--- Start of Records shown ---
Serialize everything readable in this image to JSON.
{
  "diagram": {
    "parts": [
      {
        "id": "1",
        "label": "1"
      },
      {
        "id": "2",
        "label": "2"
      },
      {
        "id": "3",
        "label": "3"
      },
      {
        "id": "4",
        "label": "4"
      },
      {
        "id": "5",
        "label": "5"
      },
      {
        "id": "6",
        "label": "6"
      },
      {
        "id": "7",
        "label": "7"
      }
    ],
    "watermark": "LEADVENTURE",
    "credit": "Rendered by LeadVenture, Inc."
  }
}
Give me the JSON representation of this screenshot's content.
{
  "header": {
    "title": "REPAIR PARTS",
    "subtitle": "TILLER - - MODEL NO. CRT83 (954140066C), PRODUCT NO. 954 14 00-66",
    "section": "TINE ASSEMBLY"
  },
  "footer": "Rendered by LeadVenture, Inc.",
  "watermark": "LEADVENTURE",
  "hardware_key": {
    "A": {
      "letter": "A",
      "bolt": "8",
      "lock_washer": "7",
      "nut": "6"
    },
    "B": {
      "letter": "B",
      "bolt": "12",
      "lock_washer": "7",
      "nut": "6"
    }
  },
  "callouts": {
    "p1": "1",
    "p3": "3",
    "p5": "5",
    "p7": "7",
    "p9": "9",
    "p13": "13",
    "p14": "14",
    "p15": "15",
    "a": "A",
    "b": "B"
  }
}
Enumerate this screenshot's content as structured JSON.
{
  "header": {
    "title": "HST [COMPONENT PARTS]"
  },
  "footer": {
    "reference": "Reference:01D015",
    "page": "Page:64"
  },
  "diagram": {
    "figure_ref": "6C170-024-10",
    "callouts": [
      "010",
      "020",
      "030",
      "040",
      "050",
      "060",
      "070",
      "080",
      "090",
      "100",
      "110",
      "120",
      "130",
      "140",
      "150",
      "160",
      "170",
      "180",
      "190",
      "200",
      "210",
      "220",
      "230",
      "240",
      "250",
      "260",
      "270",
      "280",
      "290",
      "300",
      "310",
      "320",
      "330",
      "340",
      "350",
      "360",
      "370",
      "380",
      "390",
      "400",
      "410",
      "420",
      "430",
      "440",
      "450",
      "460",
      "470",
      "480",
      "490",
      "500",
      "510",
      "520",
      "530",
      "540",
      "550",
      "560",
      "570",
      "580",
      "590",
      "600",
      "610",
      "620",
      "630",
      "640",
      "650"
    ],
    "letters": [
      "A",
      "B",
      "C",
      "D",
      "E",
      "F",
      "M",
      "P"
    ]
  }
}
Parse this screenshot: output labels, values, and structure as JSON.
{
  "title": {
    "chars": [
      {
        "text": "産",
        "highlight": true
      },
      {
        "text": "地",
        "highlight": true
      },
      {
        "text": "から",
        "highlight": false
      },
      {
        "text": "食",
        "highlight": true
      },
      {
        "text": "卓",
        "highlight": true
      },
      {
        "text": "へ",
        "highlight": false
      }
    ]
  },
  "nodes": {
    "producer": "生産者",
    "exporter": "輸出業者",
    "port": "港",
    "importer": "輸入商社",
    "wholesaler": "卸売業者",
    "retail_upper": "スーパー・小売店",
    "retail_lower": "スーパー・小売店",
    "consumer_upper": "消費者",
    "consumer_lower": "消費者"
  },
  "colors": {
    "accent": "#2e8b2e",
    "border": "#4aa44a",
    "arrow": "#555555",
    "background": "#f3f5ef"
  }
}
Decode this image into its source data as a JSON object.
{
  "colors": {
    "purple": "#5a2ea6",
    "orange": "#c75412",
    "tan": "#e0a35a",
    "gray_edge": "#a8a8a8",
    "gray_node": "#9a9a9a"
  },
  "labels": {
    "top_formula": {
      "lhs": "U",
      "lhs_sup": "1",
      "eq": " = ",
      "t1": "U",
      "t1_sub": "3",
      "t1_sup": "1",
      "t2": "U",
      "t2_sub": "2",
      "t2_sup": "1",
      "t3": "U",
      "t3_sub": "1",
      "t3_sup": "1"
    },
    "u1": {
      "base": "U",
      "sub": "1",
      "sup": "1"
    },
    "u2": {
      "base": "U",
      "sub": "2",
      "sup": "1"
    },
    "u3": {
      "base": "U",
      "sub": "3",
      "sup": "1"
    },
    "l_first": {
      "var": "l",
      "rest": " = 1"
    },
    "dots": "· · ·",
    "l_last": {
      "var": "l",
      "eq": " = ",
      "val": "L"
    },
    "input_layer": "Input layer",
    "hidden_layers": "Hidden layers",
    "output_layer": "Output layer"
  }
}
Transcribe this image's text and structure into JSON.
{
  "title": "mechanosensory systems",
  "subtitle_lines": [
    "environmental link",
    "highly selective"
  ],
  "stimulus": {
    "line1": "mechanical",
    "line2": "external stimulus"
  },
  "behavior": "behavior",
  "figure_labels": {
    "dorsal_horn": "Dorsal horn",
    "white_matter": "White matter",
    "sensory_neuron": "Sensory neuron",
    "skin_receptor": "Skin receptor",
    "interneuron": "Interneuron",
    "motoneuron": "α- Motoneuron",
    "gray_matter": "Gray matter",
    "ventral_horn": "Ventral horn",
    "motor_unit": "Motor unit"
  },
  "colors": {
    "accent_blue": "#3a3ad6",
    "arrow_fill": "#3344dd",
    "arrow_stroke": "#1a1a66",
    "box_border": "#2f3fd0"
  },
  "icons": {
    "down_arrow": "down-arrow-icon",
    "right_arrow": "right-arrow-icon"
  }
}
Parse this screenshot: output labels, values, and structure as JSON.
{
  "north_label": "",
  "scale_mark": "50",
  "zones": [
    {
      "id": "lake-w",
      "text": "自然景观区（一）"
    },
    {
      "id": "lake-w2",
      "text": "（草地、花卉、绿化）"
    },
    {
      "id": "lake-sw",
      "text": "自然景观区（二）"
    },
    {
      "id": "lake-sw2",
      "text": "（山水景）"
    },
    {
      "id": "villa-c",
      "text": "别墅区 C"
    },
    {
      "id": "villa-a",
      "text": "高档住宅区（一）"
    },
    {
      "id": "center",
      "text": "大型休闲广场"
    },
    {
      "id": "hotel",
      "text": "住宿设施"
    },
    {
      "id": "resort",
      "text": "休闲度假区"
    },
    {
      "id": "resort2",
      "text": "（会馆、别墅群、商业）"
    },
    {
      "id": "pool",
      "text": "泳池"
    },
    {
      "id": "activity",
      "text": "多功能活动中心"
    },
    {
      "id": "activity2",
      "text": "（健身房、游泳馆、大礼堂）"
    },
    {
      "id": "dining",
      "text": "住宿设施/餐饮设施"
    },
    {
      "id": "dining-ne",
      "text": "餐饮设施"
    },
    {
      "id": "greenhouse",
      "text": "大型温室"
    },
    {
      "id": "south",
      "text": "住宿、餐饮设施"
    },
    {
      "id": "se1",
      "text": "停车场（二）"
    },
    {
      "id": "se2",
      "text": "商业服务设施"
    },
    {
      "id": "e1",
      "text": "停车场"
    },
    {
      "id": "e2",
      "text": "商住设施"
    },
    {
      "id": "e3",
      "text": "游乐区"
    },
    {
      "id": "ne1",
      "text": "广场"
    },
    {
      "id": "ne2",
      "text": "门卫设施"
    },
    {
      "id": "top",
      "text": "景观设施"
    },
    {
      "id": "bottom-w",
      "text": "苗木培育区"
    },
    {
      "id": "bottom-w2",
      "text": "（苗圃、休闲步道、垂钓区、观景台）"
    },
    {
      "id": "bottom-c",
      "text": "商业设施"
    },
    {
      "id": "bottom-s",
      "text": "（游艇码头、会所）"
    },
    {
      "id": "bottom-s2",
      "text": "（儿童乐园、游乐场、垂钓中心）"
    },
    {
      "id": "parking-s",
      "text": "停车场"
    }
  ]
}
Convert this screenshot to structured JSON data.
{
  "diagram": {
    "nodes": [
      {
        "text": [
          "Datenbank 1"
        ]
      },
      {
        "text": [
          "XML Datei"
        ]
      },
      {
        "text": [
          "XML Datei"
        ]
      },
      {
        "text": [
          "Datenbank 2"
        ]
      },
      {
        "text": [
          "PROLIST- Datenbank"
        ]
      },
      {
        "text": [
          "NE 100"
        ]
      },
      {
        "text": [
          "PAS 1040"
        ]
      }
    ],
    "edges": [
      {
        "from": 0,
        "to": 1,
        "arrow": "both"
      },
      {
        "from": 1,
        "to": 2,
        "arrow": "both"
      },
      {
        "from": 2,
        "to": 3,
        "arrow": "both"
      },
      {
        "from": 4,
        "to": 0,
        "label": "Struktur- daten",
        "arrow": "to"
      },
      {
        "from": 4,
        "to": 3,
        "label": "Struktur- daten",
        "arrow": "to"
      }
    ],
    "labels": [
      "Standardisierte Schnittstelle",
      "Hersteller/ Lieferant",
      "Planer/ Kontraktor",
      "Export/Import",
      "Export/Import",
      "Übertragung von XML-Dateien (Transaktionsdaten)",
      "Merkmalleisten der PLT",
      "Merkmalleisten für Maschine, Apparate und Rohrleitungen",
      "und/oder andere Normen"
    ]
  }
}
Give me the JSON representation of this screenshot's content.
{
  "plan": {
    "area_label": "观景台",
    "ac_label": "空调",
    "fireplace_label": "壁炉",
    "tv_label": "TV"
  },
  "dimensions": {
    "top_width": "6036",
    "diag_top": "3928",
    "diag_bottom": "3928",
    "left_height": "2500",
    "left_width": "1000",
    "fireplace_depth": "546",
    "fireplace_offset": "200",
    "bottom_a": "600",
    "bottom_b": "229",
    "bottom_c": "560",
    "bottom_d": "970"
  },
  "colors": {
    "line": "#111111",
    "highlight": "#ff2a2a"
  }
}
--- End of Records shown ---
▸ Stated task: Look through the data and gather every line with the string "lake" in it.

▸ Exercise answer:
      "id": "lake-w",
      "id": "lake-w2",
      "id": "lake-sw",
      "id": "lake-sw2",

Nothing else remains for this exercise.